Goal of the exercise: Copy out only the span from the line with "Extract the structured" to the end of the data, both ends kept, word for word.

[START OF Dataset records]

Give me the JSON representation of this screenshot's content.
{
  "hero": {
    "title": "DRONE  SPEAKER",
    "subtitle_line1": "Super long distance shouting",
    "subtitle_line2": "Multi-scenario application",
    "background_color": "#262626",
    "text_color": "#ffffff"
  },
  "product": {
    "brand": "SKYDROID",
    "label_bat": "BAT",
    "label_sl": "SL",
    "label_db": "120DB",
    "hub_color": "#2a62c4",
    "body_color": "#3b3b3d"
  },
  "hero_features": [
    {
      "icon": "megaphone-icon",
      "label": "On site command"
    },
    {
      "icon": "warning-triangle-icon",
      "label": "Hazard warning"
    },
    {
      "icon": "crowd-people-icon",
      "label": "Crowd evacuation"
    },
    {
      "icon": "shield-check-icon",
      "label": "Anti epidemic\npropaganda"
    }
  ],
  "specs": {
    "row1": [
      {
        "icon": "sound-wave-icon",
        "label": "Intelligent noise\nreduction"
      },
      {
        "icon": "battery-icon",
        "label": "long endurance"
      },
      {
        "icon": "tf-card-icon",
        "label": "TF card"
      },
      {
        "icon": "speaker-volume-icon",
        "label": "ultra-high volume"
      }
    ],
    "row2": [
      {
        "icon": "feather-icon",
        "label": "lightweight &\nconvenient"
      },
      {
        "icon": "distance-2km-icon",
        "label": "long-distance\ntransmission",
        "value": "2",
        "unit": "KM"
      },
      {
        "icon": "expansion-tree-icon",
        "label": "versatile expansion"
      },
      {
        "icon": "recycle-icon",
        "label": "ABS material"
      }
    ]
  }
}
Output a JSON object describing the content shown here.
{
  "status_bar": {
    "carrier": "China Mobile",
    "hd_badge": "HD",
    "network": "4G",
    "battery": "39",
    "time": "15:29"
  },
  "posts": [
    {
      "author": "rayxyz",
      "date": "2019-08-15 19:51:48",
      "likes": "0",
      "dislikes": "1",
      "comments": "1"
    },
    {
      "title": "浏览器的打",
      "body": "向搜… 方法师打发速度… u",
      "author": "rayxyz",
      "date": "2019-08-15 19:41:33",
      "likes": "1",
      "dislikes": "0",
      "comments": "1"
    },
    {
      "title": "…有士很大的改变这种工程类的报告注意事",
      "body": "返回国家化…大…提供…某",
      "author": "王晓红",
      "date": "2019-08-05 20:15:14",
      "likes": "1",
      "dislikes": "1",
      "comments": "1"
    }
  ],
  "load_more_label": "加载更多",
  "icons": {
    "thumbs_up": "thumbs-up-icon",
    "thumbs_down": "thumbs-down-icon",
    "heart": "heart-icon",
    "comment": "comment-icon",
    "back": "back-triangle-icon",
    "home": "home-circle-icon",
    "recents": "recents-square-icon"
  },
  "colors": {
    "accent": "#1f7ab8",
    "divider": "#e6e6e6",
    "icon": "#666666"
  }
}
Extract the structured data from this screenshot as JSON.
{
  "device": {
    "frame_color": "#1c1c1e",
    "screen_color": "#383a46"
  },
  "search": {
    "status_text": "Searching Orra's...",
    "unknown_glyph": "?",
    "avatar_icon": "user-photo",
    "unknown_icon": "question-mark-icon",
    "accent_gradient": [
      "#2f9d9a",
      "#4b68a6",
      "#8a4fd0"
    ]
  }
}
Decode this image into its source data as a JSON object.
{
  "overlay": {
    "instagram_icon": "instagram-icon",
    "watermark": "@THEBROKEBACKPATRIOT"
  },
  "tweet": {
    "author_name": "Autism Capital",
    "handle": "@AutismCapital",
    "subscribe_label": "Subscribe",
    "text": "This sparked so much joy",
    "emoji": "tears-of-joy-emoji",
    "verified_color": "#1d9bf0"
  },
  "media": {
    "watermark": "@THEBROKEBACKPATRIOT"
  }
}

[END OF Dataset records]

Finished task:
Extract the structured data from this screenshot as JSON.
{
  "device": {
    "frame_color": "#1c1c1e",
    "screen_color": "#383a46"
  },
  "search": {
    "status_text": "Searching Orra's...",
    "unknown_glyph": "?",
    "avatar_icon": "user-photo",
    "unknown_icon": "question-mark-icon",
    "accent_gradient": [
      "#2f9d9a",
      "#4b68a6",
      "#8a4fd0"
    ]
  }
}
Decode this image into its source data as a JSON object.
{
  "overlay": {
    "instagram_icon": "instagram-icon",
    "watermark": "@THEBROKEBACKPATRIOT"
  },
  "tweet": {
    "author_name": "Autism Capital",
    "handle": "@AutismCapital",
    "subscribe_label": "Subscribe",
    "text": "This sparked so much joy",
    "emoji": "tears-of-joy-emoji",
    "verified_color": "#1d9bf0"
  },
  "media": {
    "watermark": "@THEBROKEBACKPATRIOT"
  }
}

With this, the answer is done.